Begin

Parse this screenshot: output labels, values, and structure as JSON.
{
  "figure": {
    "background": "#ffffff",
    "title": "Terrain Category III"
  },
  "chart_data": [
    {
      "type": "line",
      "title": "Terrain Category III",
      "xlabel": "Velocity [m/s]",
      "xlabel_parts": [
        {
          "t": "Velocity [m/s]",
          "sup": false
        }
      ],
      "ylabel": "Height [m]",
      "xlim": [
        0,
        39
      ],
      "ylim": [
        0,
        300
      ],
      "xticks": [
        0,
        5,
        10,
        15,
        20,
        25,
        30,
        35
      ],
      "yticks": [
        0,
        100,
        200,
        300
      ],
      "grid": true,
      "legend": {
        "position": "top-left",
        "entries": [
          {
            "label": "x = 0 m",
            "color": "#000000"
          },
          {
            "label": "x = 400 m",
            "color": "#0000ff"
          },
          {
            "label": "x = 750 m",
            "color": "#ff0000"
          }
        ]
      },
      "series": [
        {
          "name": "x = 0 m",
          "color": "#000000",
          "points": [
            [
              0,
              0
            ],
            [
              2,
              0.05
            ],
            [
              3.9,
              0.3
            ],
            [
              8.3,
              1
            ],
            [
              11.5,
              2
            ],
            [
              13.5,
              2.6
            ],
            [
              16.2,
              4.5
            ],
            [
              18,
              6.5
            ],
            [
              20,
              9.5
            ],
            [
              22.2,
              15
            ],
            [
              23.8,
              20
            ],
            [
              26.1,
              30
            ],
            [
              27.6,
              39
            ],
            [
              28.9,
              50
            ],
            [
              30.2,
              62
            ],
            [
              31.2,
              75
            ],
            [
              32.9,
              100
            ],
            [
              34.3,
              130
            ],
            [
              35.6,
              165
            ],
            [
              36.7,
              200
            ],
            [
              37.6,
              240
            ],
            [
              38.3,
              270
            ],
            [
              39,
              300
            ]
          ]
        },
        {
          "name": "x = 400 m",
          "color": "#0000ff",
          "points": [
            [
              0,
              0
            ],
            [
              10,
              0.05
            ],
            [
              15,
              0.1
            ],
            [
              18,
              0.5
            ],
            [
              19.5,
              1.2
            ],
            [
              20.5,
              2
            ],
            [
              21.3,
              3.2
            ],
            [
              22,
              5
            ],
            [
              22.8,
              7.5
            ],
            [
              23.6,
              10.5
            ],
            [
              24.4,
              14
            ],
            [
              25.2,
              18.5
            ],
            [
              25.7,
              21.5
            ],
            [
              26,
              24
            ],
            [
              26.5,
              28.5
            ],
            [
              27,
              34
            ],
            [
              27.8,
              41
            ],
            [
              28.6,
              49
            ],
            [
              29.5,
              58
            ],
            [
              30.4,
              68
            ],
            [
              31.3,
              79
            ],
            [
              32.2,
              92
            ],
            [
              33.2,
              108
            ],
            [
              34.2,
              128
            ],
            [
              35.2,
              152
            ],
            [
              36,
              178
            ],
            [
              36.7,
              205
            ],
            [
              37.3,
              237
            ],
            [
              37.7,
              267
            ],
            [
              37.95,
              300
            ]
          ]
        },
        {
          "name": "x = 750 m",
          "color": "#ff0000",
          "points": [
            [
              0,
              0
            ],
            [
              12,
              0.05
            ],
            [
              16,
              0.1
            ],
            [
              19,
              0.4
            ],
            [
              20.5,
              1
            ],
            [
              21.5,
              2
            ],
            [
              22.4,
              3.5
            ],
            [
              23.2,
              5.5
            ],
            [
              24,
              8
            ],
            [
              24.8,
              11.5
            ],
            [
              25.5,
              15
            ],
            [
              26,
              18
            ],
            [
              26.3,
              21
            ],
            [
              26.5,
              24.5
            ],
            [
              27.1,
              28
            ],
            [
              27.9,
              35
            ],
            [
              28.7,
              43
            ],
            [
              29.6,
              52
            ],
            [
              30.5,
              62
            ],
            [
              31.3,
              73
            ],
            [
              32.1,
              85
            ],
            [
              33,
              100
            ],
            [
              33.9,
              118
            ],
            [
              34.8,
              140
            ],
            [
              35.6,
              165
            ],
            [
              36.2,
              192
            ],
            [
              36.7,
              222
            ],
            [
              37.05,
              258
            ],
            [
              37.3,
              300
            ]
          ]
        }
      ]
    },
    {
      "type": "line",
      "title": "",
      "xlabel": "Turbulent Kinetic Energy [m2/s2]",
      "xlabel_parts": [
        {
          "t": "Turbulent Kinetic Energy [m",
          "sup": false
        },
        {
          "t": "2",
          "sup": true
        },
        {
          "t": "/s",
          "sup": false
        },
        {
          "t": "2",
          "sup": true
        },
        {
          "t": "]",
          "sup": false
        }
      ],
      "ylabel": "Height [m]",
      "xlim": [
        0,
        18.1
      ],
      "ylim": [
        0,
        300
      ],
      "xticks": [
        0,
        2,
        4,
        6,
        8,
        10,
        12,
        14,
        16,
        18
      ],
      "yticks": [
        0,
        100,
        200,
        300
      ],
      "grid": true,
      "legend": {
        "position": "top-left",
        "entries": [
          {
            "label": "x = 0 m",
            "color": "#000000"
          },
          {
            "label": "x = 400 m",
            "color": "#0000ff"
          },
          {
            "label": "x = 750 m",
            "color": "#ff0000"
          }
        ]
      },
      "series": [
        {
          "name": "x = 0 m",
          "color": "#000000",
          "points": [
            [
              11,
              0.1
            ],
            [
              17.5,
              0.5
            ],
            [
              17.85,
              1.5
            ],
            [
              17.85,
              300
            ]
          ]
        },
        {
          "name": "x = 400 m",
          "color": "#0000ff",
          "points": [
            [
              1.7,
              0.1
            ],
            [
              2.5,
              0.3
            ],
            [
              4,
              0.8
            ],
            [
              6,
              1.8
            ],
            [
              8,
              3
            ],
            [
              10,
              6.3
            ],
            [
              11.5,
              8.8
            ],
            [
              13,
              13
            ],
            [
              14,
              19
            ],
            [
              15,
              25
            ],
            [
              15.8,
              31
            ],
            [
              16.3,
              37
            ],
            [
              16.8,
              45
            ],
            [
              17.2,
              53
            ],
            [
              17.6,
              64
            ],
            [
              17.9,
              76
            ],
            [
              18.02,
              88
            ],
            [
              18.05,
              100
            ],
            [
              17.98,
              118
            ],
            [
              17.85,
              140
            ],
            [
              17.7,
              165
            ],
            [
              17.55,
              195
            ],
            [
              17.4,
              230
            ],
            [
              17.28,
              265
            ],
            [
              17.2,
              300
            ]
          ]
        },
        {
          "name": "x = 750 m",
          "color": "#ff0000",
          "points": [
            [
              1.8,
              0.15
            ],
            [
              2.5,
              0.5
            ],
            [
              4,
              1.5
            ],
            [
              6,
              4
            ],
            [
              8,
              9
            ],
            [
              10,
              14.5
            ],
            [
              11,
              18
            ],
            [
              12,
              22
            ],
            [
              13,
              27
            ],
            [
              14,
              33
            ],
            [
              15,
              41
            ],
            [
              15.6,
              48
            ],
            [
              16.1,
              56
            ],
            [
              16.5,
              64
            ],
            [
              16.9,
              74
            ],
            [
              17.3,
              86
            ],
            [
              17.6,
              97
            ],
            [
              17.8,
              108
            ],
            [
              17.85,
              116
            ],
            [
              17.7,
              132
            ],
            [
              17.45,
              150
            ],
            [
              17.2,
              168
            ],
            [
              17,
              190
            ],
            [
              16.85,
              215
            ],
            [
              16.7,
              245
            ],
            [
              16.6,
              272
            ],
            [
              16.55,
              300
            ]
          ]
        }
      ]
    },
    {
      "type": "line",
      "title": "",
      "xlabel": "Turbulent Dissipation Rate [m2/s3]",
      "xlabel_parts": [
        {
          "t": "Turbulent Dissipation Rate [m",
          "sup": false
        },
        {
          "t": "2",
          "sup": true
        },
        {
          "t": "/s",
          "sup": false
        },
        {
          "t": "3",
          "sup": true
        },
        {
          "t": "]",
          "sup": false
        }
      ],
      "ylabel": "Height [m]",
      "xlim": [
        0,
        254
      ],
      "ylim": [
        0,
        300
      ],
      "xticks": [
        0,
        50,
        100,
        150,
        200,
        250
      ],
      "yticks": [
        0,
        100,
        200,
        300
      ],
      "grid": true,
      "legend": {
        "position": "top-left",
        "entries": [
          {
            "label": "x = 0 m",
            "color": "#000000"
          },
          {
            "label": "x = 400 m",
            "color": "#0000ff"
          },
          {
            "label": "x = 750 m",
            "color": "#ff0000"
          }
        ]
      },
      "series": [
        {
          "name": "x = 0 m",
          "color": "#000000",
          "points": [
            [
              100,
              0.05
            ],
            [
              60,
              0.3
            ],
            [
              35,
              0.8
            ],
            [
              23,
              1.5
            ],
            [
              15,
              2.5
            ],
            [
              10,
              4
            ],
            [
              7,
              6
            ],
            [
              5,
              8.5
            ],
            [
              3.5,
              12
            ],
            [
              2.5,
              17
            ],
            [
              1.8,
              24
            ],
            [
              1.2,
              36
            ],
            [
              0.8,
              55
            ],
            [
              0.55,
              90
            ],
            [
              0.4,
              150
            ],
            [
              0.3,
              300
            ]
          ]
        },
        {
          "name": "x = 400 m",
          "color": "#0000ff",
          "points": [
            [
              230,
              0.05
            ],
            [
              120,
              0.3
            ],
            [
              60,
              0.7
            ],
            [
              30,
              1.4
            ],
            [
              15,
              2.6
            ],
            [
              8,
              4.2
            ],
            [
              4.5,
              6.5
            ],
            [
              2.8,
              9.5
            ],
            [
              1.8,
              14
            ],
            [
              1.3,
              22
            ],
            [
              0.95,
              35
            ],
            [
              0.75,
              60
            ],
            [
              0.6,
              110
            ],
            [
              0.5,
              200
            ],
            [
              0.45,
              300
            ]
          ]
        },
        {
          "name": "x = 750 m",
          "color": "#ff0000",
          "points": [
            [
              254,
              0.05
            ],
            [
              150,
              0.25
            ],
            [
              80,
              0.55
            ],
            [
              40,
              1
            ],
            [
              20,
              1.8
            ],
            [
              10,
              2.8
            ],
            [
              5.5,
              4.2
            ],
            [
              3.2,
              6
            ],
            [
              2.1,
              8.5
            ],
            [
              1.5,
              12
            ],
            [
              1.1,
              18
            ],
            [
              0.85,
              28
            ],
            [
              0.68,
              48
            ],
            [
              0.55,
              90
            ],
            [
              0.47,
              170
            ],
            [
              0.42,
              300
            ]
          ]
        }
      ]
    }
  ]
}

End

STATED PROBLEM — Search the data above for the string "Dissipation" and copy each line that has it.

OUTPUT FOR THIS TASK —
      "xlabel": "Turbulent Dissipation Rate [m2/s3]",
          "t": "Turbulent Dissipation Rate [m",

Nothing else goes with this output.